Part of a data file:
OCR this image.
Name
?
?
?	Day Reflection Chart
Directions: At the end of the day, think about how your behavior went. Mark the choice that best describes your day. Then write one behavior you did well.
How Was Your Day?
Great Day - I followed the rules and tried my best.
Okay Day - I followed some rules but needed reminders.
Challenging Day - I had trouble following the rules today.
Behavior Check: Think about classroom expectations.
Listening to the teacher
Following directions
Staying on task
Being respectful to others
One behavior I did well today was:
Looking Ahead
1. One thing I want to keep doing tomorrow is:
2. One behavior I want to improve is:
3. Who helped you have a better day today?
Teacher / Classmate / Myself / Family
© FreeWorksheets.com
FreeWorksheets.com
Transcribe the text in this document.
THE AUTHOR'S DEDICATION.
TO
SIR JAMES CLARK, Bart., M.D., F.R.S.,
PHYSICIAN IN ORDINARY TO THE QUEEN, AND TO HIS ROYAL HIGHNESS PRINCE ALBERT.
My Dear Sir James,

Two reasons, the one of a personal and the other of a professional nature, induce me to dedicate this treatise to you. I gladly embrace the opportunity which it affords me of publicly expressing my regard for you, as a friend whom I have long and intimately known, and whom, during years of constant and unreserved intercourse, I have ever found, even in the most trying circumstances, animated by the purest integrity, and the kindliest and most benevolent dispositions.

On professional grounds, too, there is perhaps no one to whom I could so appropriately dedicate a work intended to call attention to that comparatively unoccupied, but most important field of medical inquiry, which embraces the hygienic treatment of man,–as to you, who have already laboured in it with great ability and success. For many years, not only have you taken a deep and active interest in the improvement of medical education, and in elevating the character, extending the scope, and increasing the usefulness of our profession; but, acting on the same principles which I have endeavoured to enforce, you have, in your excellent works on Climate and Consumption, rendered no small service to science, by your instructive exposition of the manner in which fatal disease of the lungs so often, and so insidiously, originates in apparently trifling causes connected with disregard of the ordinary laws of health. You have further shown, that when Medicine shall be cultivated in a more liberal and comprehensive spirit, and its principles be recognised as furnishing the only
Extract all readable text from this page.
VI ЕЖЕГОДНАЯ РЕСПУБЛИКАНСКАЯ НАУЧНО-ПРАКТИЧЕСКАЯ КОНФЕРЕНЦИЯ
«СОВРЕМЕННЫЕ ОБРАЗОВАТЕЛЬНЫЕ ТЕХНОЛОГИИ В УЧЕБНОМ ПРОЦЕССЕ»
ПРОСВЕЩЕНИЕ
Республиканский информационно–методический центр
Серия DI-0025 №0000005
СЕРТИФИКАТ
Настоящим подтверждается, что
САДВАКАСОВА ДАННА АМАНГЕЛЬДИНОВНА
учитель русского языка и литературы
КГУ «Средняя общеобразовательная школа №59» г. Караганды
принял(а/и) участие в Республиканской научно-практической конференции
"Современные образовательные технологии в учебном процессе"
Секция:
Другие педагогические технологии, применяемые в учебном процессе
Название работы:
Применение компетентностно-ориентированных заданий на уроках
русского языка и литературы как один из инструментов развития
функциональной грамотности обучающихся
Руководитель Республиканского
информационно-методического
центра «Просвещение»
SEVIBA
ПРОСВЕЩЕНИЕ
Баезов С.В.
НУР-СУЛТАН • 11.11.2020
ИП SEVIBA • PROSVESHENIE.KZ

▶ [Exercise goal]:
Transcribe every entry word for word.

▶ [Complete response]:
OCR this image.
Name
?
?
?	Day Reflection Chart
Directions: At the end of the day, think about how your behavior went. Mark the choice that best describes your day. Then write one behavior you did well.
How Was Your Day?
Great Day - I followed the rules and tried my best.
Okay Day - I followed some rules but needed reminders.
Challenging Day - I had trouble following the rules today.
Behavior Check: Think about classroom expectations.
Listening to the teacher
Following directions
Staying on task
Being respectful to others
One behavior I did well today was:
Looking Ahead
1. One thing I want to keep doing tomorrow is:
2. One behavior I want to improve is:
3. Who helped you have a better day today?
Teacher / Classmate / Myself / Family
© FreeWorksheets.com
FreeWorksheets.com
Transcribe the text in this document.
THE AUTHOR'S DEDICATION.
TO
SIR JAMES CLARK, Bart., M.D., F.R.S.,
PHYSICIAN IN ORDINARY TO THE QUEEN, AND TO HIS ROYAL HIGHNESS PRINCE ALBERT.
My Dear Sir James,

Two reasons, the one of a personal and the other of a professional nature, induce me to dedicate this treatise to you. I gladly embrace the opportunity which it affords me of publicly expressing my regard for you, as a friend whom I have long and intimately known, and whom, during years of constant and unreserved intercourse, I have ever found, even in the most trying circumstances, animated by the purest integrity, and the kindliest and most benevolent dispositions.

On professional grounds, too, there is perhaps no one to whom I could so appropriately dedicate a work intended to call attention to that comparatively unoccupied, but most important field of medical inquiry, which embraces the hygienic treatment of man,–as to you, who have already laboured in it with great ability and success. For many years, not only have you taken a deep and active interest in the improvement of medical education, and in elevating the character, extending the scope, and increasing the usefulness of our profession; but, acting on the same principles which I have endeavoured to enforce, you have, in your excellent works on Climate and Consumption, rendered no small service to science, by your instructive exposition of the manner in which fatal disease of the lungs so often, and so insidiously, originates in apparently trifling causes connected with disregard of the ordinary laws of health. You have further shown, that when Medicine shall be cultivated in a more liberal and comprehensive spirit, and its principles be recognised as furnishing the only
Extract all readable text from this page.
VI ЕЖЕГОДНАЯ РЕСПУБЛИКАНСКАЯ НАУЧНО-ПРАКТИЧЕСКАЯ КОНФЕРЕНЦИЯ
«СОВРЕМЕННЫЕ ОБРАЗОВАТЕЛЬНЫЕ ТЕХНОЛОГИИ В УЧЕБНОМ ПРОЦЕССЕ»
ПРОСВЕЩЕНИЕ
Республиканский информационно–методический центр
Серия DI-0025 №0000005
СЕРТИФИКАТ
Настоящим подтверждается, что
САДВАКАСОВА ДАННА АМАНГЕЛЬДИНОВНА
учитель русского языка и литературы
КГУ «Средняя общеобразовательная школа №59» г. Караганды
принял(а/и) участие в Республиканской научно-практической конференции
"Современные образовательные технологии в учебном процессе"
Секция:
Другие педагогические технологии, применяемые в учебном процессе
Название работы:
Применение компетентностно-ориентированных заданий на уроках
русского языка и литературы как один из инструментов развития
функциональной грамотности обучающихся
Руководитель Республиканского
информационно-методического
центра «Просвещение»
SEVIBA
ПРОСВЕЩЕНИЕ
Баезов С.В.
НУР-СУЛТАН • 11.11.2020
ИП SEVIBA • PROSVESHENIE.KZ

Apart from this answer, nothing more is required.